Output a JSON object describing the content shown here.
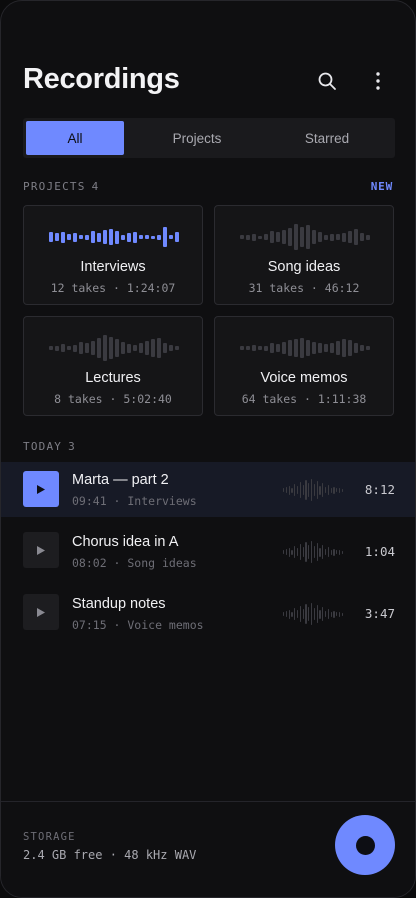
{
  "header": {
    "title": "Recordings",
    "search_icon": "search-icon",
    "more_icon": "more-vertical-icon"
  },
  "tabs": [
    {
      "label": "All",
      "active": true
    },
    {
      "label": "Projects",
      "active": false
    },
    {
      "label": "Starred",
      "active": false
    }
  ],
  "projects": {
    "section_label": "PROJECTS",
    "count": "4",
    "new_label": "NEW",
    "items": [
      {
        "name": "Interviews",
        "meta": "12 takes · 1:24:07",
        "highlighted": true
      },
      {
        "name": "Song ideas",
        "meta": "31 takes · 46:12",
        "highlighted": false
      },
      {
        "name": "Lectures",
        "meta": "8 takes · 5:02:40",
        "highlighted": false
      },
      {
        "name": "Voice memos",
        "meta": "64 takes · 1:11:38",
        "highlighted": false
      }
    ]
  },
  "today": {
    "section_label": "TODAY",
    "count": "3",
    "items": [
      {
        "name": "Marta — part 2",
        "meta": "09:41 · Interviews",
        "duration": "8:12",
        "active": true
      },
      {
        "name": "Chorus idea in A",
        "meta": "08:02 · Song ideas",
        "duration": "1:04",
        "active": false
      },
      {
        "name": "Standup notes",
        "meta": "07:15 · Voice memos",
        "duration": "3:47",
        "active": false
      }
    ]
  },
  "footer": {
    "storage_label": "STORAGE",
    "storage_info": "2.4 GB free · 48 kHz WAV",
    "record_icon": "record-icon"
  },
  "colors": {
    "accent": "#6f89ff",
    "background": "#0f0f11",
    "card": "#151517"
  }
}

──────────

> **Task statement**
Word for word, quote the lines above. Omit the pictures.

> **Answer for the task**
Output a JSON object describing the content shown here.
{
  "header": {
    "title": "Recordings",
    "search_icon": "search-icon",
    "more_icon": "more-vertical-icon"
  },
  "tabs": [
    {
      "label": "All",
      "active": true
    },
    {
      "label": "Projects",
      "active": false
    },
    {
      "label": "Starred",
      "active": false
    }
  ],
  "projects": {
    "section_label": "PROJECTS",
    "count": "4",
    "new_label": "NEW",
    "items": [
      {
        "name": "Interviews",
        "meta": "12 takes · 1:24:07",
        "highlighted": true
      },
      {
        "name": "Song ideas",
        "meta": "31 takes · 46:12",
        "highlighted": false
      },
      {
        "name": "Lectures",
        "meta": "8 takes · 5:02:40",
        "highlighted": false
      },
      {
        "name": "Voice memos",
        "meta": "64 takes · 1:11:38",
        "highlighted": false
      }
    ]
  },
  "today": {
    "section_label": "TODAY",
    "count": "3",
    "items": [
      {
        "name": "Marta — part 2",
        "meta": "09:41 · Interviews",
        "duration": "8:12",
        "active": true
      },
      {
        "name": "Chorus idea in A",
        "meta": "08:02 · Song ideas",
        "duration": "1:04",
        "active": false
      },
      {
        "name": "Standup notes",
        "meta": "07:15 · Voice memos",
        "duration": "3:47",
        "active": false
      }
    ]
  },
  "footer": {
    "storage_label": "STORAGE",
    "storage_info": "2.4 GB free · 48 kHz WAV",
    "record_icon": "record-icon"
  },
  "colors": {
    "accent": "#6f89ff",
    "background": "#0f0f11",
    "card": "#151517"
  }
}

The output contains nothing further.